# Stored data

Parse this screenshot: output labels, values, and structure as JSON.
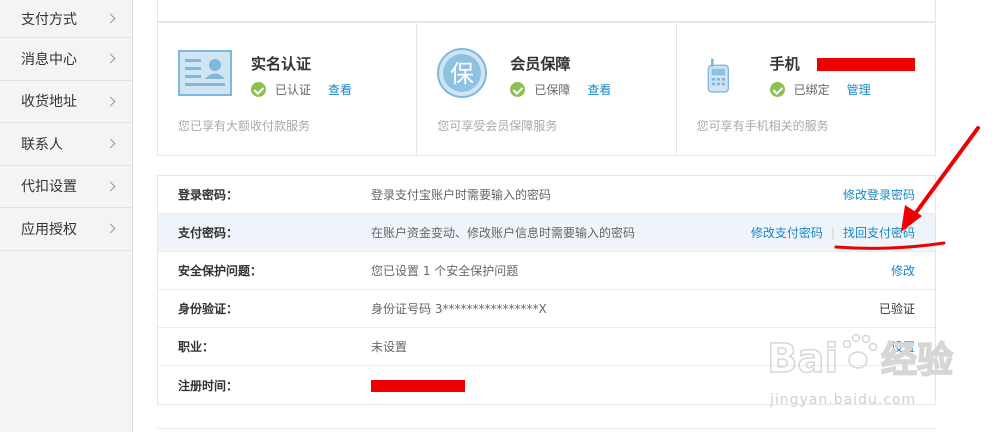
{
  "sidebar": {
    "items": [
      {
        "label": "支付方式"
      },
      {
        "label": "消息中心"
      },
      {
        "label": "收货地址"
      },
      {
        "label": "联系人"
      },
      {
        "label": "代扣设置"
      },
      {
        "label": "应用授权"
      }
    ]
  },
  "cards": [
    {
      "title": "实名认证",
      "status": "已认证",
      "action": "查看",
      "desc": "您已享有大额收付款服务",
      "icon": "id-card-icon"
    },
    {
      "title": "会员保障",
      "status": "已保障",
      "action": "查看",
      "desc": "您可享受会员保障服务",
      "icon": "shield-guarantee-icon",
      "icon_char": "保"
    },
    {
      "title": "手机",
      "status": "已绑定",
      "action": "管理",
      "desc": "您可享有手机相关的服务",
      "icon": "mobile-phone-icon"
    }
  ],
  "security": {
    "rows": [
      {
        "label": "登录密码：",
        "value": "登录支付宝账户时需要输入的密码",
        "actions": [
          "修改登录密码"
        ]
      },
      {
        "label": "支付密码：",
        "value": "在账户资金变动、修改账户信息时需要输入的密码",
        "actions": [
          "修改支付密码",
          "找回支付密码"
        ],
        "separator": "|"
      },
      {
        "label": "安全保护问题：",
        "value": "您已设置 1 个安全保护问题",
        "actions": [
          "修改"
        ]
      },
      {
        "label": "身份验证：",
        "value": "身份证号码 3****************X",
        "status": "已验证"
      },
      {
        "label": "职业：",
        "value": "未设置",
        "actions": [
          "设置"
        ]
      },
      {
        "label": "注册时间：",
        "value": ""
      }
    ]
  },
  "colors": {
    "link": "#1a86c8",
    "check": "#8cc152",
    "redaction": "#ee0000",
    "annotation": "#ee0000",
    "icon_blue": "#7fb8dc",
    "row_highlight": "#eef4f9"
  },
  "watermark": {
    "brand": "Bai",
    "paw": "du",
    "suffix": "经验",
    "url": "jingyan.baidu.com"
  }
}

# Short exercise
Give the material again exactly as it is, but keep the pictures out.

# Response to the exercise
Parse this screenshot: output labels, values, and structure as JSON.
{
  "sidebar": {
    "items": [
      {
        "label": "支付方式"
      },
      {
        "label": "消息中心"
      },
      {
        "label": "收货地址"
      },
      {
        "label": "联系人"
      },
      {
        "label": "代扣设置"
      },
      {
        "label": "应用授权"
      }
    ]
  },
  "cards": [
    {
      "title": "实名认证",
      "status": "已认证",
      "action": "查看",
      "desc": "您已享有大额收付款服务",
      "icon": "id-card-icon"
    },
    {
      "title": "会员保障",
      "status": "已保障",
      "action": "查看",
      "desc": "您可享受会员保障服务",
      "icon": "shield-guarantee-icon",
      "icon_char": "保"
    },
    {
      "title": "手机",
      "status": "已绑定",
      "action": "管理",
      "desc": "您可享有手机相关的服务",
      "icon": "mobile-phone-icon"
    }
  ],
  "security": {
    "rows": [
      {
        "label": "登录密码：",
        "value": "登录支付宝账户时需要输入的密码",
        "actions": [
          "修改登录密码"
        ]
      },
      {
        "label": "支付密码：",
        "value": "在账户资金变动、修改账户信息时需要输入的密码",
        "actions": [
          "修改支付密码",
          "找回支付密码"
        ],
        "separator": "|"
      },
      {
        "label": "安全保护问题：",
        "value": "您已设置 1 个安全保护问题",
        "actions": [
          "修改"
        ]
      },
      {
        "label": "身份验证：",
        "value": "身份证号码 3****************X",
        "status": "已验证"
      },
      {
        "label": "职业：",
        "value": "未设置",
        "actions": [
          "设置"
        ]
      },
      {
        "label": "注册时间：",
        "value": ""
      }
    ]
  },
  "colors": {
    "link": "#1a86c8",
    "check": "#8cc152",
    "redaction": "#ee0000",
    "annotation": "#ee0000",
    "icon_blue": "#7fb8dc",
    "row_highlight": "#eef4f9"
  },
  "watermark": {
    "brand": "Bai",
    "paw": "du",
    "suffix": "经验",
    "url": "jingyan.baidu.com"
  }
}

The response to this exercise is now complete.